*Exercise instructions*: Transcribe every line exactly. Leave the pictures behind.

*Material supplied*:
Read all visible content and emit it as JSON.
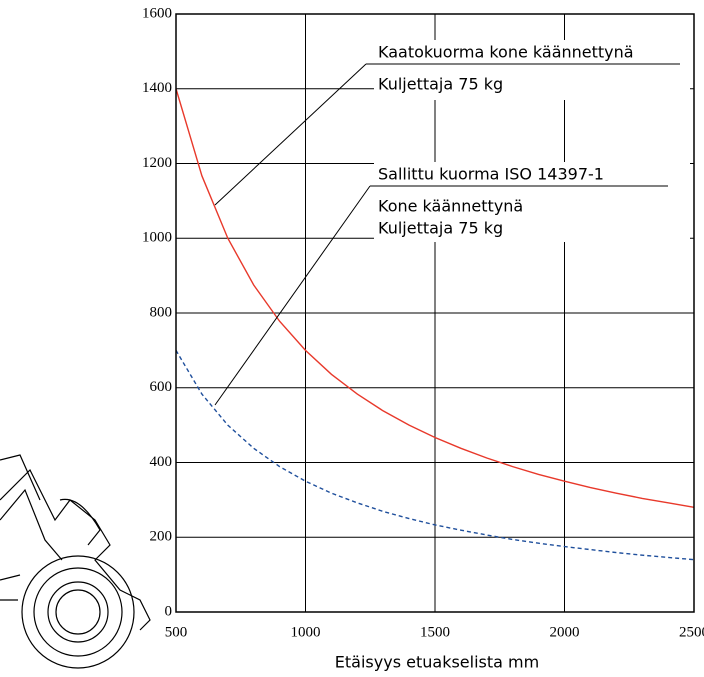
{
  "chart_data": {
    "type": "line",
    "x": [
      500,
      600,
      700,
      800,
      900,
      1000,
      1100,
      1200,
      1300,
      1400,
      1500,
      1600,
      1700,
      1800,
      1900,
      2000,
      2100,
      2200,
      2300,
      2400,
      2500
    ],
    "series": [
      {
        "color": "#e8392b",
        "dashed": false,
        "values": [
          1400,
          1167,
          1000,
          875,
          778,
          700,
          636,
          583,
          538,
          500,
          467,
          438,
          412,
          389,
          368,
          350,
          333,
          318,
          304,
          292,
          280
        ]
      },
      {
        "color": "#1f4f9c",
        "dashed": true,
        "values": [
          700,
          583,
          500,
          438,
          389,
          350,
          318,
          292,
          269,
          250,
          233,
          219,
          206,
          194,
          184,
          175,
          167,
          159,
          152,
          146,
          140
        ]
      }
    ],
    "xlim": [
      500,
      2500
    ],
    "xticks": [
      500,
      1000,
      1500,
      2000,
      2500
    ],
    "ylim": [
      0,
      1600
    ],
    "yticks": [
      0,
      200,
      400,
      600,
      800,
      1000,
      1200,
      1400,
      1600
    ],
    "grid": true,
    "x_label": "Etäisyys etuakselista mm",
    "annotations": [
      {
        "lines": [
          "Kaatokuorma kone käännettynä",
          "Kuljettaja 75 kg"
        ]
      },
      {
        "lines": [
          "Sallittu kuorma ISO 14397-1",
          "Kone käännettynä",
          "Kuljettaja 75 kg"
        ]
      }
    ]
  }
}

*Expected output*:
Read all visible content and emit it as JSON.
{
  "chart_data": {
    "type": "line",
    "x": [
      500,
      600,
      700,
      800,
      900,
      1000,
      1100,
      1200,
      1300,
      1400,
      1500,
      1600,
      1700,
      1800,
      1900,
      2000,
      2100,
      2200,
      2300,
      2400,
      2500
    ],
    "series": [
      {
        "color": "#e8392b",
        "dashed": false,
        "values": [
          1400,
          1167,
          1000,
          875,
          778,
          700,
          636,
          583,
          538,
          500,
          467,
          438,
          412,
          389,
          368,
          350,
          333,
          318,
          304,
          292,
          280
        ]
      },
      {
        "color": "#1f4f9c",
        "dashed": true,
        "values": [
          700,
          583,
          500,
          438,
          389,
          350,
          318,
          292,
          269,
          250,
          233,
          219,
          206,
          194,
          184,
          175,
          167,
          159,
          152,
          146,
          140
        ]
      }
    ],
    "xlim": [
      500,
      2500
    ],
    "xticks": [
      500,
      1000,
      1500,
      2000,
      2500
    ],
    "ylim": [
      0,
      1600
    ],
    "yticks": [
      0,
      200,
      400,
      600,
      800,
      1000,
      1200,
      1400,
      1600
    ],
    "grid": true,
    "x_label": "Etäisyys etuakselista mm",
    "annotations": [
      {
        "lines": [
          "Kaatokuorma kone käännettynä",
          "Kuljettaja 75 kg"
        ]
      },
      {
        "lines": [
          "Sallittu kuorma ISO 14397-1",
          "Kone käännettynä",
          "Kuljettaja 75 kg"
        ]
      }
    ]
  }
}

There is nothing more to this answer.